— Start PROVIDED ENTRIES —

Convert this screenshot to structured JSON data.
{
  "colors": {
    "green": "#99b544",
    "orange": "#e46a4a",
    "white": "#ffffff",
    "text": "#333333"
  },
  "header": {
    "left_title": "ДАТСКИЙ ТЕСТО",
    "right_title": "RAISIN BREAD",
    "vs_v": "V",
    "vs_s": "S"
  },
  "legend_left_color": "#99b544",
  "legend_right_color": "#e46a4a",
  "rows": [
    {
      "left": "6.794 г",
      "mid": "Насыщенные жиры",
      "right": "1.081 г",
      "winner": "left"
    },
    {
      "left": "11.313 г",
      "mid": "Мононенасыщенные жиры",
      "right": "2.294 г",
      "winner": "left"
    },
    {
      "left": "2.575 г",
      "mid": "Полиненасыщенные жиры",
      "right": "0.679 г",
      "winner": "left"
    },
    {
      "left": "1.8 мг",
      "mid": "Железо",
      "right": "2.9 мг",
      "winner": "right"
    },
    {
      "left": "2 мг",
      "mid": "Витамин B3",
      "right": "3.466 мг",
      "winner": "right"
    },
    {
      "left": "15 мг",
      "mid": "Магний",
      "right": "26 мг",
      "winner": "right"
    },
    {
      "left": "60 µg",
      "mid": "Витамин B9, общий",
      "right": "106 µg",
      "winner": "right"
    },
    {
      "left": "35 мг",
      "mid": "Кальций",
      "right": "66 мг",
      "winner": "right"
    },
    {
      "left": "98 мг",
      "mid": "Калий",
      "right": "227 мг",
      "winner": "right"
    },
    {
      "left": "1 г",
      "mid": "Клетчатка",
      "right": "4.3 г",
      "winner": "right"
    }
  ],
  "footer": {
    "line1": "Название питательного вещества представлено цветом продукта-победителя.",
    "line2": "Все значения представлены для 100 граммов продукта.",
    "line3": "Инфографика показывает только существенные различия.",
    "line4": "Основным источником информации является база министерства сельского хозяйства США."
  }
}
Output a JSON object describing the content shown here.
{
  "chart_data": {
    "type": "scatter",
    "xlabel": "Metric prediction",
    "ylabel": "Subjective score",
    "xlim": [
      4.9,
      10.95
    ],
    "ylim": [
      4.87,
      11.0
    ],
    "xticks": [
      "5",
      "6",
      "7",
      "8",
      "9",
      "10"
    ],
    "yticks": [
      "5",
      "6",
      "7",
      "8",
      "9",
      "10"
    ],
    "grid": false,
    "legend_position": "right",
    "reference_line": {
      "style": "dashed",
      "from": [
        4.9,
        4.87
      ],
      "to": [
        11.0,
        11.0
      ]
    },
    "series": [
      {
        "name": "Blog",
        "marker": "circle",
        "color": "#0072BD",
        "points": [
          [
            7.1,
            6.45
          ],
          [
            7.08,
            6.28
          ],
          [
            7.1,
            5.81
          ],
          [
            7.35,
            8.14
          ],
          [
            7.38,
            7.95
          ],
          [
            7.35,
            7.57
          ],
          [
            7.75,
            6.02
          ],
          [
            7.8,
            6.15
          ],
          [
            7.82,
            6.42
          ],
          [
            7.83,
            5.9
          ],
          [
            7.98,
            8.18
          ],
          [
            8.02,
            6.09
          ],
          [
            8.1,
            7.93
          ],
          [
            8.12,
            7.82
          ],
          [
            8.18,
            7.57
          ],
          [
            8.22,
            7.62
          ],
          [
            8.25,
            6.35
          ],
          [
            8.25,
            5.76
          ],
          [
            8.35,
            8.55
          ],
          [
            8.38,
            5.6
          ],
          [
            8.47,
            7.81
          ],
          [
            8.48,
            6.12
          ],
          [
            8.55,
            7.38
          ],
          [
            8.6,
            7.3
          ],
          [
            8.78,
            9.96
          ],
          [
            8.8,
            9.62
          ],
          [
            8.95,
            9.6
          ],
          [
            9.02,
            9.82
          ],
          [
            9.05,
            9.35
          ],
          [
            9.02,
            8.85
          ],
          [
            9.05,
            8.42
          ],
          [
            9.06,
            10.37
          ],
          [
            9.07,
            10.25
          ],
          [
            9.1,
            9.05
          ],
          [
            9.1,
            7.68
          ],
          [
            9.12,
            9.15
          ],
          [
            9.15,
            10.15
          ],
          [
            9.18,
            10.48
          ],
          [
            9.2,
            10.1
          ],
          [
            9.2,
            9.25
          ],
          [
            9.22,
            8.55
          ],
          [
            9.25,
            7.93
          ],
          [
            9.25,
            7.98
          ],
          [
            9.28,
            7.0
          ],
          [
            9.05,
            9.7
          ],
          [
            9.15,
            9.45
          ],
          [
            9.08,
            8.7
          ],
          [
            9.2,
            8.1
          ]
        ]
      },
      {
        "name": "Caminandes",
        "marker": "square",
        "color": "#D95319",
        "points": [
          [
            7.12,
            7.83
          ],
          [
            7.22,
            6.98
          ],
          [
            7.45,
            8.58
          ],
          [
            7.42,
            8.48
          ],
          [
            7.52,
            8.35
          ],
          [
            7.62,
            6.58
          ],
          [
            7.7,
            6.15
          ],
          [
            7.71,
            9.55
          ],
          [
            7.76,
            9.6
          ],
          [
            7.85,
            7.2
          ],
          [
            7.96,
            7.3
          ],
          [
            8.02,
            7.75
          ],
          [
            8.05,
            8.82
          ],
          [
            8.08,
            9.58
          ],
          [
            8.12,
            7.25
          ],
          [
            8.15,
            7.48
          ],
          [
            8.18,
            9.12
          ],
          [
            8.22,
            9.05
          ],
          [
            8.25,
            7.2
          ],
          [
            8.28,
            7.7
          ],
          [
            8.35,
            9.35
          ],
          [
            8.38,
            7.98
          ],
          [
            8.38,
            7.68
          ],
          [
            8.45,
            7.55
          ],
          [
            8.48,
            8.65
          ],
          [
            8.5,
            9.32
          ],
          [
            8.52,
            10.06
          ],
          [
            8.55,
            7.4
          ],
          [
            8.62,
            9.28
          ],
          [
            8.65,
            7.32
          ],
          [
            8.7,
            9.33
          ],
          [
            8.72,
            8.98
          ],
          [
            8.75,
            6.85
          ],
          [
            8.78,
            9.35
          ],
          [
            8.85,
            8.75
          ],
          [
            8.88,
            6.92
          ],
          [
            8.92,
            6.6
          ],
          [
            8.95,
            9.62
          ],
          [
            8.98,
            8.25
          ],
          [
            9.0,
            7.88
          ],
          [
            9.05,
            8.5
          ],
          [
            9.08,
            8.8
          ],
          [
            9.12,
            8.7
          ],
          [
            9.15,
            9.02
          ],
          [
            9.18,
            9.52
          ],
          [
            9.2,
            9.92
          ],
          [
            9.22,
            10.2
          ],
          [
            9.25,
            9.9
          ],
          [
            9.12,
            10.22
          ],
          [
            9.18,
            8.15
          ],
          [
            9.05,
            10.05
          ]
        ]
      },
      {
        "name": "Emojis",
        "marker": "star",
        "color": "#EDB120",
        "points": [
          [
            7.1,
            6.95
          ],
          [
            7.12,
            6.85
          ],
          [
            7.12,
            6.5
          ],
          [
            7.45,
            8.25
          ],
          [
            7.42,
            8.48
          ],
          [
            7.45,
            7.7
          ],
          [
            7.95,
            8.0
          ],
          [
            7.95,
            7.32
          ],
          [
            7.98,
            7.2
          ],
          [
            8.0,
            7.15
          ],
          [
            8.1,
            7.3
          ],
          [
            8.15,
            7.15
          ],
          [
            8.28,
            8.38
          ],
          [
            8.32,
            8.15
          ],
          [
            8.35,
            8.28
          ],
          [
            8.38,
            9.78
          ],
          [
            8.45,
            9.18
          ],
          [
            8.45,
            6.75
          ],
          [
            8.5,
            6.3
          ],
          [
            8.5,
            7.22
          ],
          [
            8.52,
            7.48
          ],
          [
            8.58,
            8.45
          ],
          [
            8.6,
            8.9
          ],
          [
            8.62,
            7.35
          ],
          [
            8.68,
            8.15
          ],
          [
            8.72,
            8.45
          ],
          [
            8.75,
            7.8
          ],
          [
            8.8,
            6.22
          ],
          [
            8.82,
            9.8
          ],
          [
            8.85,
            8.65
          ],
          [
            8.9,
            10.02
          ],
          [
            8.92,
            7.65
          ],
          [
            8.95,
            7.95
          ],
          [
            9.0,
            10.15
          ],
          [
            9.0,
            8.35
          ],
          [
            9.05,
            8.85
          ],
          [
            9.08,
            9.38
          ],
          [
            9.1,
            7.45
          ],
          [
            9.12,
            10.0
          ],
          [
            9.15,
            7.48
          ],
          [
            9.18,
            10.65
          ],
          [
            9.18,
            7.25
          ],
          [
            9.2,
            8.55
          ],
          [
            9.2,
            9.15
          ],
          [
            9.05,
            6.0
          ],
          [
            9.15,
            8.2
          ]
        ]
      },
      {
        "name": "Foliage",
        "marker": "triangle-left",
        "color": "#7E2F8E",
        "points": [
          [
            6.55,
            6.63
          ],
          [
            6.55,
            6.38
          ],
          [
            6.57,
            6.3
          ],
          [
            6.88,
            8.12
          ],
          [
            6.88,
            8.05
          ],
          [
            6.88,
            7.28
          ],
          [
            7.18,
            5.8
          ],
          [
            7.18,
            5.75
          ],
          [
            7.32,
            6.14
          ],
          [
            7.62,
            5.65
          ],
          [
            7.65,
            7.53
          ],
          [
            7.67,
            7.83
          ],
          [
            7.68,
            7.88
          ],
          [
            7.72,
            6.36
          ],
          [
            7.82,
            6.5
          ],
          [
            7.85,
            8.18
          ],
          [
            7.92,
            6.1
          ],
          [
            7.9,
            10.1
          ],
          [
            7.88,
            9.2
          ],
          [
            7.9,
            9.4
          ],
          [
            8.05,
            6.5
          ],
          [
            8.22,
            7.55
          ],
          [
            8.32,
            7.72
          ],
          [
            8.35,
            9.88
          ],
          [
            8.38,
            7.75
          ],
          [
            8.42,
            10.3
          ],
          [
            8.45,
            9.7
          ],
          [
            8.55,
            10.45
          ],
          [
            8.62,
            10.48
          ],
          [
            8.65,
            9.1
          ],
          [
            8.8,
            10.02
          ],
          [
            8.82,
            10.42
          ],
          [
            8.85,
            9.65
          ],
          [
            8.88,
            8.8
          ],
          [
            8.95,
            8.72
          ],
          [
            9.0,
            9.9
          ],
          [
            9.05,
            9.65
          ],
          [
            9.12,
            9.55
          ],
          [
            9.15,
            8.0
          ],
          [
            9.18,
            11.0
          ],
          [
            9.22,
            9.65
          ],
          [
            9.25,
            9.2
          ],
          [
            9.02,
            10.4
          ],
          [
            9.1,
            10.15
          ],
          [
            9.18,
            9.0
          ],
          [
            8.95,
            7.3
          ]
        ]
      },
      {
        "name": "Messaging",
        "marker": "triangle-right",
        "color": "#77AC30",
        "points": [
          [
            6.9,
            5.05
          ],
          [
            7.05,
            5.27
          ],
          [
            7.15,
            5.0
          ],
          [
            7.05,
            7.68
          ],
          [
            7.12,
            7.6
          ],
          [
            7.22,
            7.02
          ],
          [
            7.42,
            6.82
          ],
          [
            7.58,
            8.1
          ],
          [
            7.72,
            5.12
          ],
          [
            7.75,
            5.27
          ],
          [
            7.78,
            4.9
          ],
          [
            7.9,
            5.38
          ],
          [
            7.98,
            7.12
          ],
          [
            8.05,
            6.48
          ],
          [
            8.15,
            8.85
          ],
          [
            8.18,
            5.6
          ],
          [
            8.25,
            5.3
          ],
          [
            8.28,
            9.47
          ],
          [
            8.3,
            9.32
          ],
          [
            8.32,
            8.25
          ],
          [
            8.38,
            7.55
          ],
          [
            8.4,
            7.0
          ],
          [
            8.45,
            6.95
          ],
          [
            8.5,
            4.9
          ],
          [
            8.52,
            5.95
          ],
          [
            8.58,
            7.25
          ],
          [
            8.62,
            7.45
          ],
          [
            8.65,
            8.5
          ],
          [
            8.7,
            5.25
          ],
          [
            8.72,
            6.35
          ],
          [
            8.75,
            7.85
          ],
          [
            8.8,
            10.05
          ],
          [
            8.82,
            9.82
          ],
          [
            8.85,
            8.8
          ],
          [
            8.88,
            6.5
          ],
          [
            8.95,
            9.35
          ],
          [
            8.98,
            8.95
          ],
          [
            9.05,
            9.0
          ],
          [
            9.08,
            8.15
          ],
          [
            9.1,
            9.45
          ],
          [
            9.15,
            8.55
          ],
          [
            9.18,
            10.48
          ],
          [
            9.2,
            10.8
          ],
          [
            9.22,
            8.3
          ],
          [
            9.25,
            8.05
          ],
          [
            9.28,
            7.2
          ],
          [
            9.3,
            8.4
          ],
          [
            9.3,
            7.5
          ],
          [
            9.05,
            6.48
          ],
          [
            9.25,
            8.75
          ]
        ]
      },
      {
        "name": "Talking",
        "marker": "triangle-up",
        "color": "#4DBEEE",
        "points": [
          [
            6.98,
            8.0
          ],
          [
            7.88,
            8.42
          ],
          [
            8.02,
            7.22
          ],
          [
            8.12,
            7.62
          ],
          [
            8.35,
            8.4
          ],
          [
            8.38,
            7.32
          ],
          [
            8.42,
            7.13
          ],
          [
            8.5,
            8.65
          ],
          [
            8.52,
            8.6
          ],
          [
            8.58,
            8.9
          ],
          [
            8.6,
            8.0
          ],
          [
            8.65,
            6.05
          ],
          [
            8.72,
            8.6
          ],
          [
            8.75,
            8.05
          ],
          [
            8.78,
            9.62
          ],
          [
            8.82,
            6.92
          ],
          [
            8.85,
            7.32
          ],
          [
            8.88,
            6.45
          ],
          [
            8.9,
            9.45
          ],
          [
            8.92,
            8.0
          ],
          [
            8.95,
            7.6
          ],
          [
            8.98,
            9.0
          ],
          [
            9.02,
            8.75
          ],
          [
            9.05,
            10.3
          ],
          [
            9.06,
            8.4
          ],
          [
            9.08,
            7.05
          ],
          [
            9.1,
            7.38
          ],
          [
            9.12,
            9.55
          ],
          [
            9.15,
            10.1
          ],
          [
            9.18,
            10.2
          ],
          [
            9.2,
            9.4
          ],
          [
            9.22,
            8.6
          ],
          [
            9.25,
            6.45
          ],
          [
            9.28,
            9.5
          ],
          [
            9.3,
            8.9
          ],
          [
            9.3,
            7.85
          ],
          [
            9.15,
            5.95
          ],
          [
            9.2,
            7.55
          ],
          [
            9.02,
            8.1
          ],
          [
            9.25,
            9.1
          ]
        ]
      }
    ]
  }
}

— End PROVIDED ENTRIES —

Whenever "marker" turns up in a line, pick that line out.

        "marker": "circle",
        "marker": "square",
        "marker": "star",
        "marker": "triangle-left",
        "marker": "triangle-right",
        "marker": "triangle-up",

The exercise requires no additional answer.